* START ENTRIES SHOWN *

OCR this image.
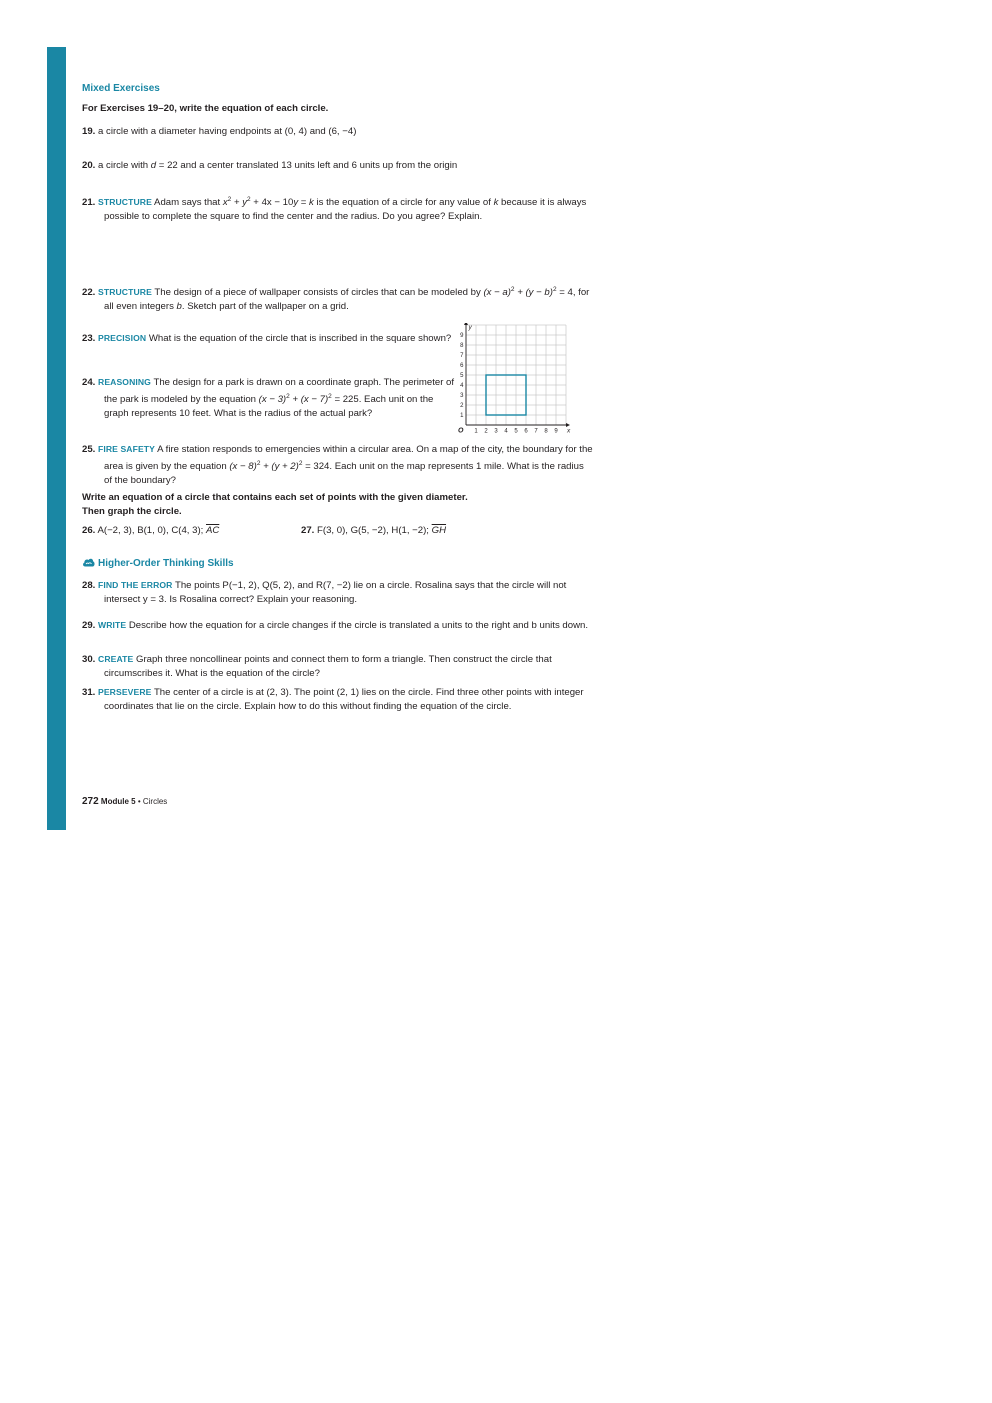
Mixed Exercises
For Exercises 19–20, write the equation of each circle.
19. a circle with a diameter having endpoints at (0, 4) and (6, −4)
20. a circle with d = 22 and a center translated 13 units left and 6 units up from the origin
21. STRUCTURE Adam says that $x^2 + y^2 + 4x - 10y = k$ is the equation of a circle for any value of k because it is always possible to complete the square to find the center and the radius. Do you agree? Explain.
22. STRUCTURE The design of a piece of wallpaper consists of circles that can be modeled by $(x - a)^2 + (y - b)^2 = 4$, for all even integers b. Sketch part of the wallpaper on a grid.
23. PRECISION What is the equation of the circle that is inscribed in the square shown?
24. REASONING The design for a park is drawn on a coordinate graph. The perimeter of the park is modeled by the equation $(x - 3)^2 + (x - 7)^2 = 225$. Each unit on the graph represents 10 feet. What is the radius of the actual park?
25. FIRE SAFETY A fire station responds to emergencies within a circular area. On a map of the city, the boundary for the area is given by the equation $(x - 8)^2 + (y + 2)^2 = 324$. Each unit on the map represents 1 mile. What is the radius of the boundary?
Write an equation of a circle that contains each set of points with the given diameter.
Then graph the circle.
26. A(−2, 3), B(1, 0), C(4, 3); $\overline{AC}$	27. F(3, 0), G(5, −2), H(1, −2); $\overline{GH}$
Higher-Order Thinking Skills
28. FIND THE ERROR The points P(−1, 2), Q(5, 2), and R(7, −2) lie on a circle. Rosalina says that the circle will not intersect y = 3. Is Rosalina correct? Explain your reasoning.
29. WRITE Describe how the equation for a circle changes if the circle is translated a units to the right and b units down.
30. CREATE Graph three noncollinear points and connect them to form a triangle. Then construct the circle that circumscribes it. What is the equation of the circle?
31. PERSEVERE The center of a circle is at (2, 3). The point (2, 1) lies on the circle. Find three other points with integer coordinates that lie on the circle. Explain how to do this without finding the equation of the circle.
1 2 3 4 5 6 7 8 9
1
2
3
4
5
6
7
8
9
O	x
y
272 Module 5 • Circles
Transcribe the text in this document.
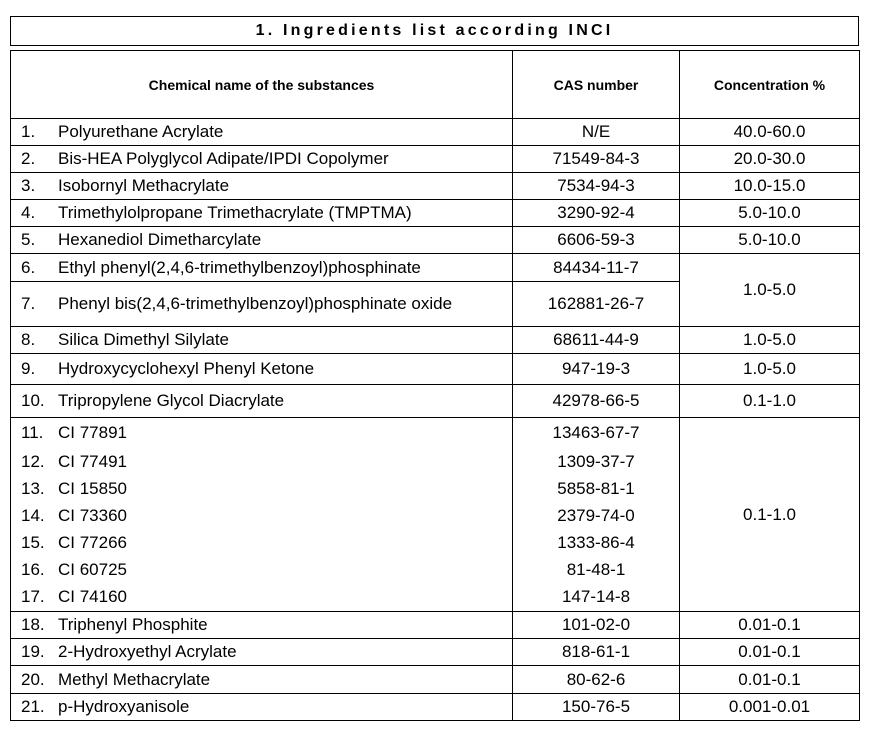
1. Ingredients list according INCI
Chemical name of the substances	CAS number	Concentration %

1. Polyurethane Acrylate	N/E	40.0-60.0

2. Bis-HEA Polyglycol Adipate/IPDI Copolymer	71549-84-3	20.0-30.0

3. Isobornyl Methacrylate	7534-94-3	10.0-15.0

4. Trimethylolpropane Trimethacrylate (TMPTMA)	3290-92-4	5.0-10.0

5. Hexanediol Dimetharcylate	6606-59-3	5.0-10.0

6. Ethyl phenyl(2,4,6-trimethylbenzoyl)phosphinate	84434-11-7	1.0-5.0

7. Phenyl bis(2,4,6-trimethylbenzoyl)phosphinate oxide	162881-26-7	

8. Silica Dimethyl Silylate	68611-44-9	1.0-5.0

9. Hydroxycyclohexyl Phenyl Ketone	947-19-3	1.0-5.0

10. Tripropylene Glycol Diacrylate	42978-66-5	0.1-1.0

11. CI 77891	13463-67-7	0.1-1.0

12. CI 77491	1309-37-7	

13. CI 15850	5858-81-1	

14. CI 73360	2379-74-0	

15. CI 77266	1333-86-4	

16. CI 60725	81-48-1	

17. CI 74160	147-14-8	

18. Triphenyl Phosphite	101-02-0	0.01-0.1

19. 2-Hydroxyethyl Acrylate	818-61-1	0.01-0.1

20. Methyl Methacrylate	80-62-6	0.01-0.1

21. p-Hydroxyanisole	150-76-5	0.001-0.01
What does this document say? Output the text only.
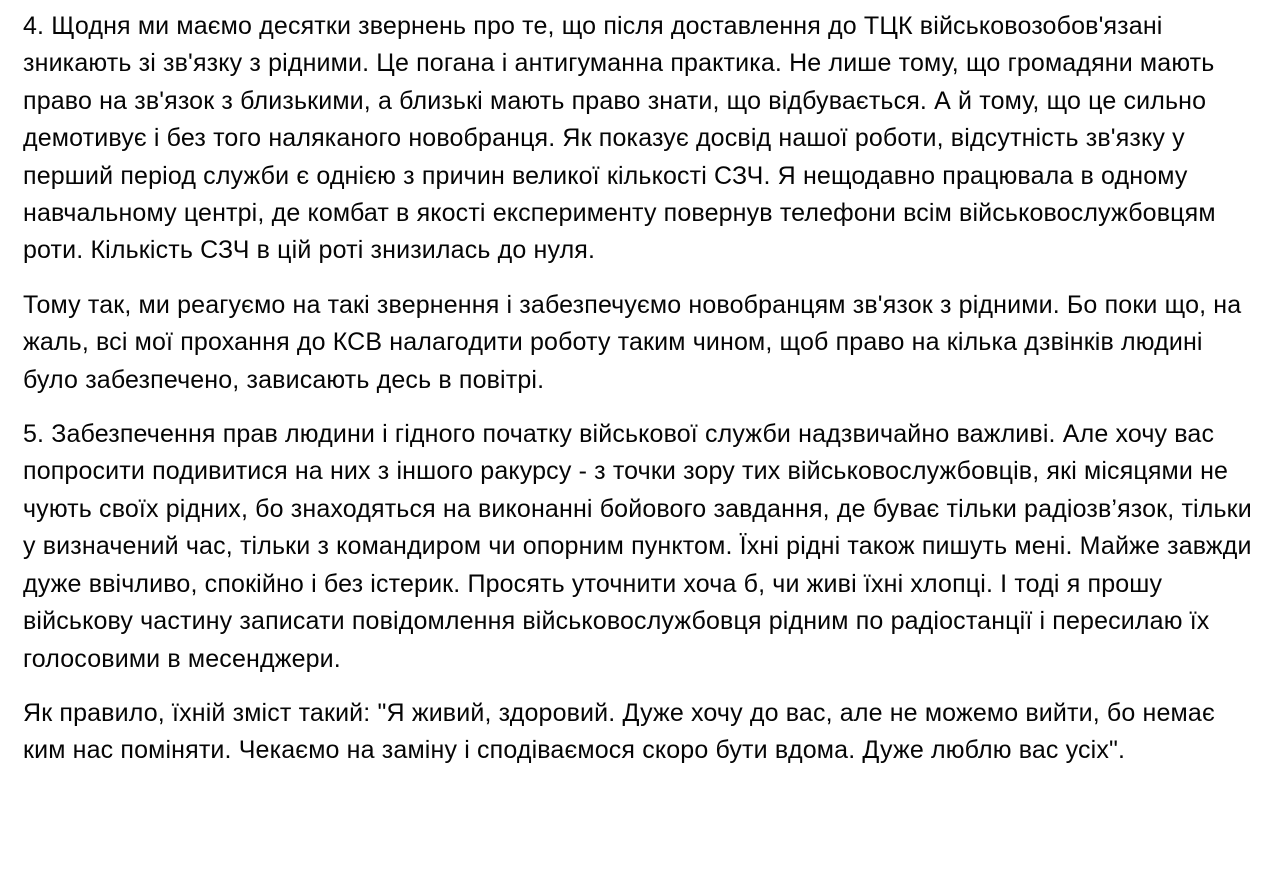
4. Щодня ми маємо десятки звернень про те, що після доставлення до ТЦК військовозобов'язані зникають зі зв'язку з рідними. Це погана і антигуманна практика. Не лише тому, що громадяни мають право на зв'язок з близькими, а близькі мають право знати, що відбувається. А й тому, що це сильно демотивує і без того наляканого новобранця. Як показує досвід нашої роботи, відсутність зв'язку у перший період служби є однією з причин великої кількості СЗЧ. Я нещодавно працювала в одному навчальному центрі, де комбат в якості експерименту повернув телефони всім військовослужбовцям роти. Кількість СЗЧ в цій роті знизилась до нуля.

Тому так, ми реагуємо на такі звернення і забезпечуємо новобранцям зв'язок з рідними. Бо поки що, на жаль, всі мої прохання до КСВ налагодити роботу таким чином, щоб право на кілька дзвінків людині було забезпечено, зависають десь в повітрі.

5. Забезпечення прав людини і гідного початку військової служби надзвичайно важливі. Але хочу вас попросити подивитися на них з іншого ракурсу - з точки зору тих військовослужбовців, які місяцями не чують своїх рідних, бо знаходяться на виконанні бойового завдання, де буває тільки радіозв’язок, тільки у визначений час, тільки з командиром чи опорним пунктом. Їхні рідні також пишуть мені. Майже завжди дуже ввічливо, спокійно і без істерик. Просять уточнити хоча б, чи живі їхні хлопці. І тоді я прошу військову частину записати повідомлення військовослужбовця рідним по радіостанції і пересилаю їх голосовими в месенджери.

Як правило, їхній зміст такий: "Я живий, здоровий. Дуже хочу до вас, але не можемо вийти, бо немає ким нас поміняти. Чекаємо на заміну і сподіваємося скоро бути вдома. Дуже люблю вас усіх".
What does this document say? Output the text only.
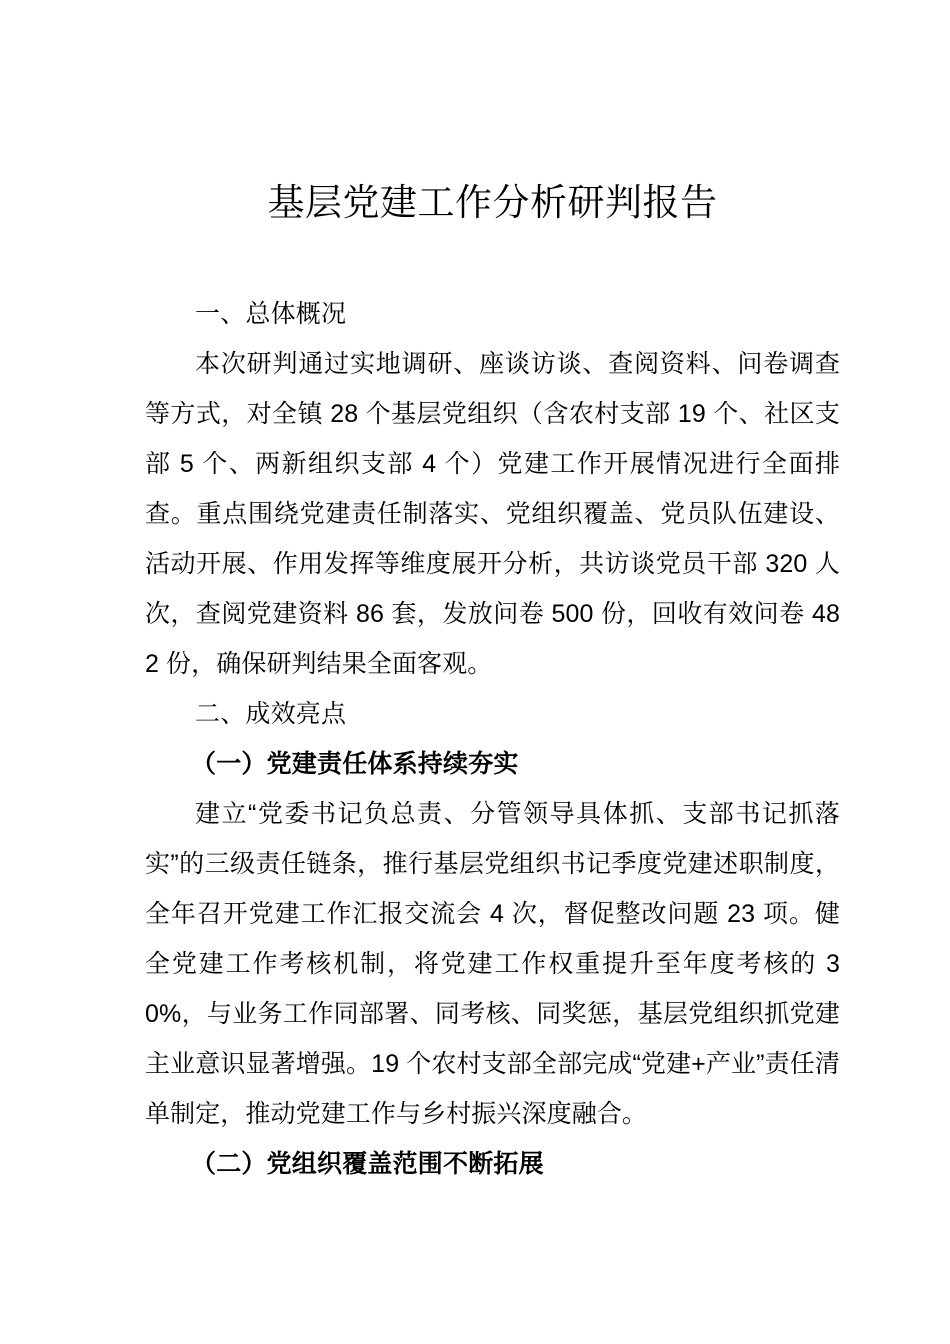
基层党建工作分析研判报告

一、总体概况

本次研判通过实地调研、座谈访谈、查阅资料、问卷调查等方式，对全镇 28 个基层党组织（含农村支部 19 个、社区支部 5 个、两新组织支部 4 个）党建工作开展情况进行全面排查。重点围绕党建责任制落实、党组织覆盖、党员队伍建设、活动开展、作用发挥等维度展开分析，共访谈党员干部 320 人次，查阅党建资料 86 套，发放问卷 500 份，回收有效问卷 482 份，确保研判结果全面客观。

二、成效亮点

（一）党建责任体系持续夯实

建立“党委书记负总责、分管领导具体抓、支部书记抓落实”的三级责任链条，推行基层党组织书记季度党建述职制度，全年召开党建工作汇报交流会 4 次，督促整改问题 23 项。健全党建工作考核机制，将党建工作权重提升至年度考核的 30%，与业务工作同部署、同考核、同奖惩，基层党组织抓党建主业意识显著增强。19 个农村支部全部完成“党建+产业”责任清单制定，推动党建工作与乡村振兴深度融合。

（二）党组织覆盖范围不断拓展
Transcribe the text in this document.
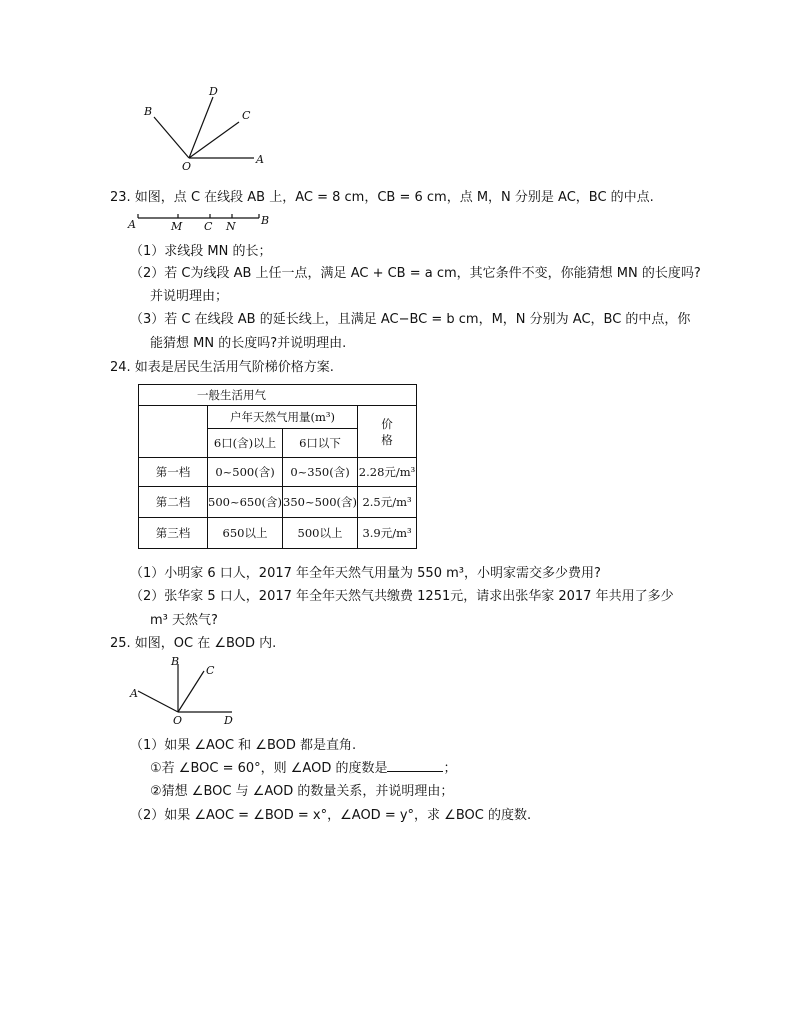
D
B	C
O
A
23. 如图，点 C 在线段 AB 上，AC = 8 cm，CB = 6 cm，点 M，N 分别是 AC，BC 的中点.
A	M C N B
（1）求线段 MN 的长；
（2）若 C为线段 AB 上任一点，满足 AC + CB = a cm，其它条件不变，你能猜想 MN 的长度吗?
并说明理由；
（3）若 C 在线段 AB 的延长线上，且满足 AC−BC = b cm，M，N 分别为 AC，BC 的中点，你
能猜想 MN 的长度吗?并说明理由.
24. 如表是居民生活用气阶梯价格方案.
一般生活用气			
	户年天然气用量(m³)		价格
	6口(含)以上	6口以下	
第一档	0~500(含)	0~350(含)	2.28元/m³
第二档	500~650(含)	350~500(含)	2.5元/m³
第三档	650以上	500以上	3.9元/m³
（1）小明家 6 口人，2017 年全年天然气用量为 550 m³，小明家需交多少费用?
（2）张华家 5 口人，2017 年全年天然气共缴费 1251元，请求出张华家 2017 年共用了多少
m³ 天然气?
25. 如图，OC 在 ∠BOD 内.
B
C
A
O	D
（1）如果 ∠AOC 和 ∠BOD 都是直角.
①若 ∠BOC = 60°，则 ∠AOD 的度数是	；
②猜想 ∠BOC 与 ∠AOD 的数量关系，并说明理由；
（2）如果 ∠AOC = ∠BOD = x°，∠AOD = y°，求 ∠BOC 的度数.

* END ENTRIES SHOWN *

▶ AIM OF THE EXERCISE: Copy the listing in full and without alteration, omitting every picture.

▶ THE OUTPUT:
OCR this image.
Mixed Exercises
For Exercises 19–20, write the equation of each circle.
19. a circle with a diameter having endpoints at (0, 4) and (6, −4)
20. a circle with d = 22 and a center translated 13 units left and 6 units up from the origin
21. STRUCTURE Adam says that $x^2 + y^2 + 4x - 10y = k$ is the equation of a circle for any value of k because it is always possible to complete the square to find the center and the radius. Do you agree? Explain.
22. STRUCTURE The design of a piece of wallpaper consists of circles that can be modeled by $(x - a)^2 + (y - b)^2 = 4$, for all even integers b. Sketch part of the wallpaper on a grid.
23. PRECISION What is the equation of the circle that is inscribed in the square shown?
24. REASONING The design for a park is drawn on a coordinate graph. The perimeter of the park is modeled by the equation $(x - 3)^2 + (x - 7)^2 = 225$. Each unit on the graph represents 10 feet. What is the radius of the actual park?
25. FIRE SAFETY A fire station responds to emergencies within a circular area. On a map of the city, the boundary for the area is given by the equation $(x - 8)^2 + (y + 2)^2 = 324$. Each unit on the map represents 1 mile. What is the radius of the boundary?
Write an equation of a circle that contains each set of points with the given diameter.
Then graph the circle.
26. A(−2, 3), B(1, 0), C(4, 3); $\overline{AC}$	27. F(3, 0), G(5, −2), H(1, −2); $\overline{GH}$
Higher-Order Thinking Skills
28. FIND THE ERROR The points P(−1, 2), Q(5, 2), and R(7, −2) lie on a circle. Rosalina says that the circle will not intersect y = 3. Is Rosalina correct? Explain your reasoning.
29. WRITE Describe how the equation for a circle changes if the circle is translated a units to the right and b units down.
30. CREATE Graph three noncollinear points and connect them to form a triangle. Then construct the circle that circumscribes it. What is the equation of the circle?
31. PERSEVERE The center of a circle is at (2, 3). The point (2, 1) lies on the circle. Find three other points with integer coordinates that lie on the circle. Explain how to do this without finding the equation of the circle.
1 2 3 4 5 6 7 8 9
1
2
3
4
5
6
7
8
9
O	x
y
272 Module 5 • Circles
Transcribe the text in this document.
1. Ingredients list according INCI
Chemical name of the substances	CAS number	Concentration %

1. Polyurethane Acrylate	N/E	40.0-60.0

2. Bis-HEA Polyglycol Adipate/IPDI Copolymer	71549-84-3	20.0-30.0

3. Isobornyl Methacrylate	7534-94-3	10.0-15.0

4. Trimethylolpropane Trimethacrylate (TMPTMA)	3290-92-4	5.0-10.0

5. Hexanediol Dimetharcylate	6606-59-3	5.0-10.0

6. Ethyl phenyl(2,4,6-trimethylbenzoyl)phosphinate	84434-11-7	1.0-5.0

7. Phenyl bis(2,4,6-trimethylbenzoyl)phosphinate oxide	162881-26-7	

8. Silica Dimethyl Silylate	68611-44-9	1.0-5.0

9. Hydroxycyclohexyl Phenyl Ketone	947-19-3	1.0-5.0

10. Tripropylene Glycol Diacrylate	42978-66-5	0.1-1.0

11. CI 77891	13463-67-7	0.1-1.0

12. CI 77491	1309-37-7	

13. CI 15850	5858-81-1	

14. CI 73360	2379-74-0	

15. CI 77266	1333-86-4	

16. CI 60725	81-48-1	

17. CI 74160	147-14-8	

18. Triphenyl Phosphite	101-02-0	0.01-0.1

19. 2-Hydroxyethyl Acrylate	818-61-1	0.01-0.1

20. Methyl Methacrylate	80-62-6	0.01-0.1

21. p-Hydroxyanisole	150-76-5	0.001-0.01
What does this document say? Output the text only.
4. Щодня ми маємо десятки звернень про те, що після доставлення до ТЦК військовозобов'язані зникають зі зв'язку з рідними. Це погана і антигуманна практика. Не лише тому, що громадяни мають право на зв'язок з близькими, а близькі мають право знати, що відбувається. А й тому, що це сильно демотивує і без того наляканого новобранця. Як показує досвід нашої роботи, відсутність зв'язку у перший період служби є однією з причин великої кількості СЗЧ. Я нещодавно працювала в одному навчальному центрі, де комбат в якості експерименту повернув телефони всім військовослужбовцям роти. Кількість СЗЧ в цій роті знизилась до нуля.

Тому так, ми реагуємо на такі звернення і забезпечуємо новобранцям зв'язок з рідними. Бо поки що, на жаль, всі мої прохання до КСВ налагодити роботу таким чином, щоб право на кілька дзвінків людині було забезпечено, зависають десь в повітрі.

5. Забезпечення прав людини і гідного початку військової служби надзвичайно важливі. Але хочу вас попросити подивитися на них з іншого ракурсу - з точки зору тих військовослужбовців, які місяцями не чують своїх рідних, бо знаходяться на виконанні бойового завдання, де буває тільки радіозв’язок, тільки у визначений час, тільки з командиром чи опорним пунктом. Їхні рідні також пишуть мені. Майже завжди дуже ввічливо, спокійно і без істерик. Просять уточнити хоча б, чи живі їхні хлопці. І тоді я прошу військову частину записати повідомлення військовослужбовця рідним по радіостанції і пересилаю їх голосовими в месенджери.

Як правило, їхній зміст такий: "Я живий, здоровий. Дуже хочу до вас, але не можемо вийти, бо немає ким нас поміняти. Чекаємо на заміну і сподіваємося скоро бути вдома. Дуже люблю вас усіх".
What does this document say? Output the text only.
基层党建工作分析研判报告

一、总体概况

本次研判通过实地调研、座谈访谈、查阅资料、问卷调查等方式，对全镇 28 个基层党组织（含农村支部 19 个、社区支部 5 个、两新组织支部 4 个）党建工作开展情况进行全面排查。重点围绕党建责任制落实、党组织覆盖、党员队伍建设、活动开展、作用发挥等维度展开分析，共访谈党员干部 320 人次，查阅党建资料 86 套，发放问卷 500 份，回收有效问卷 482 份，确保研判结果全面客观。

二、成效亮点

（一）党建责任体系持续夯实

建立“党委书记负总责、分管领导具体抓、支部书记抓落实”的三级责任链条，推行基层党组织书记季度党建述职制度，全年召开党建工作汇报交流会 4 次，督促整改问题 23 项。健全党建工作考核机制，将党建工作权重提升至年度考核的 30%，与业务工作同部署、同考核、同奖惩，基层党组织抓党建主业意识显著增强。19 个农村支部全部完成“党建+产业”责任清单制定，推动党建工作与乡村振兴深度融合。

（二）党组织覆盖范围不断拓展
Transcribe the text in this document.
D
B	C
O
A
23. 如图，点 C 在线段 AB 上，AC = 8 cm，CB = 6 cm，点 M，N 分别是 AC，BC 的中点.
A	M C N B
（1）求线段 MN 的长；
（2）若 C为线段 AB 上任一点，满足 AC + CB = a cm，其它条件不变，你能猜想 MN 的长度吗?
并说明理由；
（3）若 C 在线段 AB 的延长线上，且满足 AC−BC = b cm，M，N 分别为 AC，BC 的中点，你
能猜想 MN 的长度吗?并说明理由.
24. 如表是居民生活用气阶梯价格方案.
一般生活用气			
	户年天然气用量(m³)		价格
	6口(含)以上	6口以下	
第一档	0~500(含)	0~350(含)	2.28元/m³
第二档	500~650(含)	350~500(含)	2.5元/m³
第三档	650以上	500以上	3.9元/m³
（1）小明家 6 口人，2017 年全年天然气用量为 550 m³，小明家需交多少费用?
（2）张华家 5 口人，2017 年全年天然气共缴费 1251元，请求出张华家 2017 年共用了多少
m³ 天然气?
25. 如图，OC 在 ∠BOD 内.
B
C
A
O	D
（1）如果 ∠AOC 和 ∠BOD 都是直角.
①若 ∠BOC = 60°，则 ∠AOD 的度数是	；
②猜想 ∠BOC 与 ∠AOD 的数量关系，并说明理由；
（2）如果 ∠AOC = ∠BOD = x°，∠AOD = y°，求 ∠BOC 的度数.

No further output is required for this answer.